** start of GIVEN TEXT **
I’m interested in this idea of The Place White People Can’t Go. According to pop culture and middle class conventional wisdom there are large swaths of every major city that are like the wild west or a post-apocalyptic dystopia. The second a woman steps off the wrong subway or a man’s car breaks down on the wrong block, homeless men in ragged coats turn their heads from the flaming oil barrels where they warm their hands, and seedy criminals step out of the shadows of the garbage-strewn, rat-infested alleys to attempt a gang rape or mugging before this shaky-handed outsider gets a chance to unfold his or her map.
Admittedly many of these swarmers are white too, so maybe it’s really The Place Suburbanites Can’t Go. But it seems like a specifically white paranoia, perpetrated on white movie characters. It’s perpetuated in movies I like, such as the DEATH WISH series, as well as many an ’80s comedy. More recently it made an appearance in TRAINING DAY when walking through the barrio nearly got Ethan Hawke’s “shit pushed in.”
This is not entirely made up. Of course there are high crime areas (in Seattle it’s called “my bus stop”) and desperate, troubled people everywhere, and we’ve all heard stories, some of which are true. But I really think the whole thing is blown out of proportion in a way that appeals to our worst instincts and makes problems worse. In most cases I believe a white man can go anywhere and get a funny look at worst. If you mind your own business most people will leave you alone. Going into “a bad neighborhood” is not really like being a piece of meat in a tiger pit. You’ll probly be okay.
It’s bad because this paranoia serves to keep people apart, prevent understanding between cultures and classes, encourage suspicion and profiling of people who are different, and feed into the fantasies of these delusional crazies who have created The Places Black People Can’t Go. In their minds, the black teenagers they see in their neighborhoods must be invading criminals. It would almost be funny how scared the white people were of too many good looking middle class kids at the pool if we didn’t know somebody could’ve gotten killed over it.
Well, JUDGMENT NIGHT isn’t exactly about that. I always thought it was. It’s mainly known for its soundtrack’s gimmick of teaming rappers with rock bands. But it turns out other than “Fallin'” by Teenage Fanclub and De La Soul and “Another Body Murdered” by Faith No More and Boo-Yaa Tribe being used on the credits, all the songs earn the subtitle “[rap music – indistinct]”, and it also turns out these teamups don’t represent any type of healing of a racial divide. In fact the clash in the movie is completely class-based. Four friends take a fancy RV for a Guy’s Night Out to a boxing match, take a traffic shortcut through the slums and end up under siege for witnessing a gang execution. The villains are organized crime types, not street gangs, but their leader Fallon (Denis Leary) does unleash his blue collar resentment on these rich boys as they hide in condemned buildings and rail yards and he stalks around yelling threatening cat and mouse banter at them.
** end of GIVEN TEXT **
GOALS:
1) In the essay about The Place White People Can't Go, who plays Fallon, the villains' leader in JUDGMENT NIGHT?
2) Show every line of the entries below that contains the string "interactable".
** start of PROVIDED DATA **
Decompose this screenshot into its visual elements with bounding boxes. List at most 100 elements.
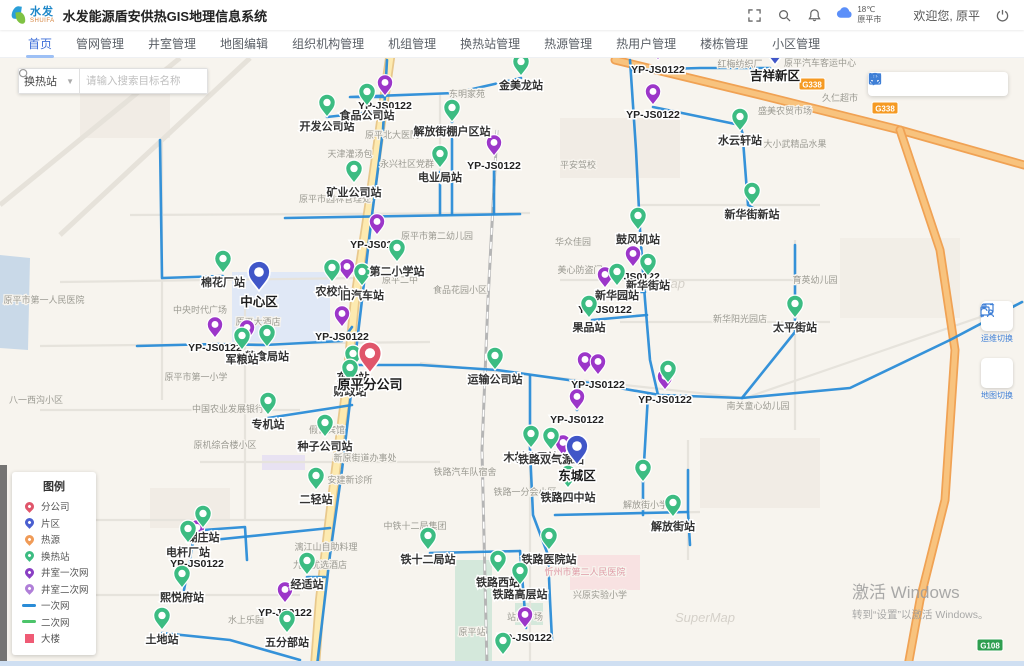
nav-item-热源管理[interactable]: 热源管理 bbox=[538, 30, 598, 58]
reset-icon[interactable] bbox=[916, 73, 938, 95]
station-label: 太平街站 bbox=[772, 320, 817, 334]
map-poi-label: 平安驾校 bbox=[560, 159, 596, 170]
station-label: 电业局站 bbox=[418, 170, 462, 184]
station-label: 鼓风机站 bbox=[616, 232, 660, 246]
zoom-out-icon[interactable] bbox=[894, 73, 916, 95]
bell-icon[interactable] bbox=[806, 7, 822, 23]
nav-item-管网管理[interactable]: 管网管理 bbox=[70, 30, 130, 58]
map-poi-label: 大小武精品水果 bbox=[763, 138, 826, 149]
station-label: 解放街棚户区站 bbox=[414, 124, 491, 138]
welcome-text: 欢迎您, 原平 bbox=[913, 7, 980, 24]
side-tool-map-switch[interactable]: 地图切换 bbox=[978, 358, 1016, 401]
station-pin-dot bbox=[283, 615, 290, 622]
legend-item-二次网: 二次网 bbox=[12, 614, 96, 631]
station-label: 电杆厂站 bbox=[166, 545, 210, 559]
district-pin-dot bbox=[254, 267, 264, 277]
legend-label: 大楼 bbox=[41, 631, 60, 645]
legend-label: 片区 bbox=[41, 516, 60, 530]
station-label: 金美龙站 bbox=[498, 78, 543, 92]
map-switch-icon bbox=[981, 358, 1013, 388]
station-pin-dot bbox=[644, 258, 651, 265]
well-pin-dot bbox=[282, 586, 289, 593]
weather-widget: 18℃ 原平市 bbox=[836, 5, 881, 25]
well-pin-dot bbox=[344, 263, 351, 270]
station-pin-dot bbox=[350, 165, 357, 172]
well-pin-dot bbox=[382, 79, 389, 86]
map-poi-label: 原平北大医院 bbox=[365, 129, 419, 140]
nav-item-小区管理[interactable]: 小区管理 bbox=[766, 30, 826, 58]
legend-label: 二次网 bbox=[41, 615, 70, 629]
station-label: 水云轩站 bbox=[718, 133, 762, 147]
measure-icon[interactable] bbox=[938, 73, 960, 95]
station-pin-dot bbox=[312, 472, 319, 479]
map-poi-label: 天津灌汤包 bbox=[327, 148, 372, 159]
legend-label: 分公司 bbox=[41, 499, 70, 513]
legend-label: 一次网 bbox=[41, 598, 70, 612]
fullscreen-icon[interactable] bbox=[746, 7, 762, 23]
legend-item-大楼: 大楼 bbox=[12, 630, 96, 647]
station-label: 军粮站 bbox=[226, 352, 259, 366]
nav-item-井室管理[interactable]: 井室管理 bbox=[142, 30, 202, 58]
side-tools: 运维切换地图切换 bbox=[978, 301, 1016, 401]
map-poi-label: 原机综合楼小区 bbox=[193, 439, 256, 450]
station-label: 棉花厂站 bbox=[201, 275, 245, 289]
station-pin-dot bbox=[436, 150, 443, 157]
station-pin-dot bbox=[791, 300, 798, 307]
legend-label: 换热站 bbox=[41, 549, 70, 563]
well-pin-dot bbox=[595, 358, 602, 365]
** end of PROVIDED DATA **
THE RESULTS:
1) Denis Leary

2)
nav-item-热源管理[interactable]: 热源管理 bbox=[538, 30, 598, 58]
reset-icon[interactable] bbox=[916, 73, 938, 95]
zoom-out-icon[interactable] bbox=[894, 73, 916, 95]
bell-icon[interactable] bbox=[806, 7, 822, 23]
nav-item-管网管理[interactable]: 管网管理 bbox=[70, 30, 130, 58]
side-tool-map-switch[interactable]: 地图切换 bbox=[978, 358, 1016, 401]
nav-item-小区管理[interactable]: 小区管理 bbox=[766, 30, 826, 58]
measure-icon[interactable] bbox=[938, 73, 960, 95]
fullscreen-icon[interactable] bbox=[746, 7, 762, 23]
nav-item-井室管理[interactable]: 井室管理 bbox=[142, 30, 202, 58]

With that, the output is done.